### TASK BRIEF
Copy out all the lines where "بلال" shows up.

(Collection entries)
^^^^^^^^^^^^^^^^
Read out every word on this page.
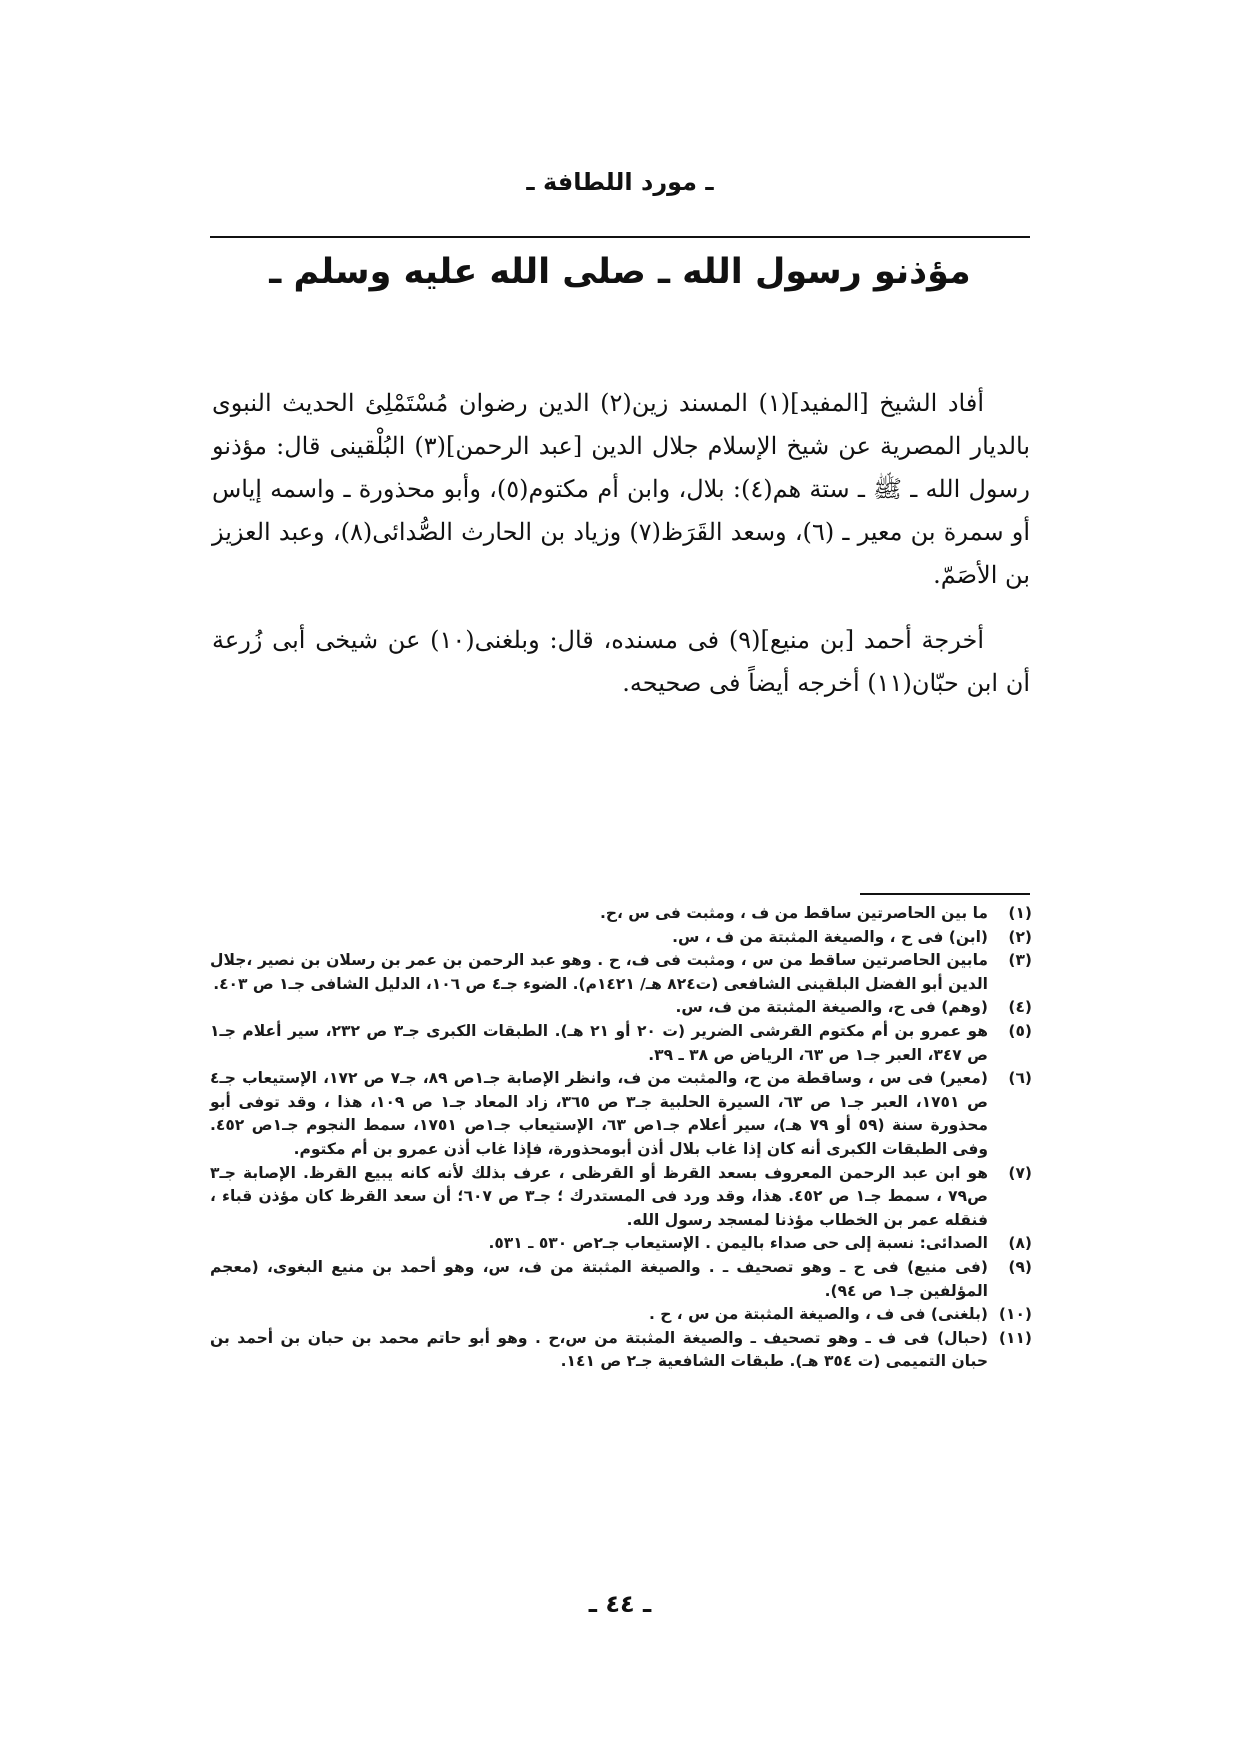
ـ مورد اللطافة ـ
مؤذنو رسول الله ـ صلى الله عليه وسلم ـ

أفاد الشيخ [المفيد](١) المسند زين(٢) الدين رضوان مُسْتَمْلِئ الحديث النبوى بالديار المصرية عن شيخ الإسلام جلال الدين [عبد الرحمن](٣) البُلْقينى قال: مؤذنو رسول الله ـ ﷺ ـ ستة هم(٤): بلال، وابن أم مكتوم(٥)، وأبو محذورة ـ واسمه إياس أو سمرة بن معير ـ (٦)، وسعد القَرَظ(٧) وزياد بن الحارث الصُّدائى(٨)، وعبد العزيز بن الأصَمّ.

أخرجة أحمد [بن منيع](٩) فى مسنده، قال: وبلغنى(١٠) عن شيخى أبى زُرعة أن ابن حبّان(١١) أخرجه أيضاً فى صحيحه.

(١)
ما بين الحاصرتين ساقط من ف ، ومثبت فى س ،ح.
(٢)
(ابن) فى ح ، والصيغة المثبتة من ف ، س.
(٣)
مابين الحاصرتين ساقط من س ، ومثبت فى ف، ح . وهو عبد الرحمن بن عمر بن رسلان بن نصير ،جلال الدين أبو الفضل البلقينى الشافعى (ت٨٢٤ هـ/ ١٤٢١م). الضوء جـ٤ ص ١٠٦، الدليل الشافى جـ١ ص ٤٠٣.
(٤)
(وهم) فى ح، والصيغة المثبتة من ف، س.
(٥)
هو عمرو بن أم مكتوم القرشى الضرير (ت ٢٠ أو ٢١ هـ). الطبقات الكبرى جـ٣ ص ٢٣٢، سير أعلام جـ١ ص ٣٤٧، العبر جـ١ ص ٦٣، الرياض ص ٣٨ ـ ٣٩.
(٦)
(معير) فى س ، وساقطة من ح، والمثبت من ف، وانظر الإصابة جـ١ص ٨٩، جـ٧ ص ١٧٢، الإستيعاب جـ٤ ص ١٧٥١، العبر جـ١ ص ٦٣، السيرة الحلبية جـ٣ ص ٣٦٥، زاد المعاد جـ١ ص ١٠٩، هذا ، وقد توفى أبو محذورة سنة (٥٩ أو ٧٩ هـ)، سير أعلام جـ١ص ٦٣، الإستيعاب جـ١ص ١٧٥١، سمط النجوم جـ١ص ٤٥٢. وفى الطبقات الكبرى أنه كان إذا غاب بلال أذن أبومحذورة، فإذا غاب أذن عمرو بن أم مكتوم.
(٧)
هو ابن عبد الرحمن المعروف بسعد القرظ أو القرظى ، عرف بذلك لأنه كانه يبيع القرظ. الإصابة جـ٣ ص٧٩ ، سمط جـ١ ص ٤٥٢. هذا، وقد ورد فى المستدرك ؛ جـ٣ ص ٦٠٧؛ أن سعد القرظ كان مؤذن قباء ، فنقله عمر بن الخطاب مؤذنا لمسجد رسول الله.
(٨)
الصدائى: نسبة إلى حى صداء باليمن . الإستيعاب جـ٢ص ٥٣٠ ـ ٥٣١.
(٩)
(فى منيع) فى ح ـ وهو تصحيف ـ . والصيغة المثبتة من ف، س، وهو أحمد بن منيع البغوى، (معجم المؤلفين جـ١ ص ٩٤).
(١٠)
(بلغنى) فى ف ، والصيغة المثبتة من س ، ح .
(١١)
(حبال) فى ف ـ وهو تصحيف ـ والصيغة المثبتة من س،ح . وهو أبو حاتم محمد بن حبان بن أحمد بن حبان التميمى (ت ٣٥٤ هـ). طبقات الشافعية جـ٢ ص ١٤١.
ـ ٤٤ ـ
^^^^^^^^^^^^^^^^
### SOLUTION TO THIS EXERCISE
أفاد الشيخ [المفيد](١) المسند زين(٢) الدين رضوان مُسْتَمْلِئ الحديث النبوى بالديار المصرية عن شيخ الإسلام جلال الدين [عبد الرحمن](٣) البُلْقينى قال: مؤذنو رسول الله ـ ﷺ ـ ستة هم(٤): بلال، وابن أم مكتوم(٥)، وأبو محذورة ـ واسمه إياس أو سمرة بن معير ـ (٦)، وسعد القَرَظ(٧) وزياد بن الحارث الصُّدائى(٨)، وعبد العزيز بن الأصَمّ.
(معير) فى س ، وساقطة من ح، والمثبت من ف، وانظر الإصابة جـ١ص ٨٩، جـ٧ ص ١٧٢، الإستيعاب جـ٤ ص ١٧٥١، العبر جـ١ ص ٦٣، السيرة الحلبية جـ٣ ص ٣٦٥، زاد المعاد جـ١ ص ١٠٩، هذا ، وقد توفى أبو محذورة سنة (٥٩ أو ٧٩ هـ)، سير أعلام جـ١ص ٦٣، الإستيعاب جـ١ص ١٧٥١، سمط النجوم جـ١ص ٤٥٢. وفى الطبقات الكبرى أنه كان إذا غاب بلال أذن أبومحذورة، فإذا غاب أذن عمرو بن أم مكتوم.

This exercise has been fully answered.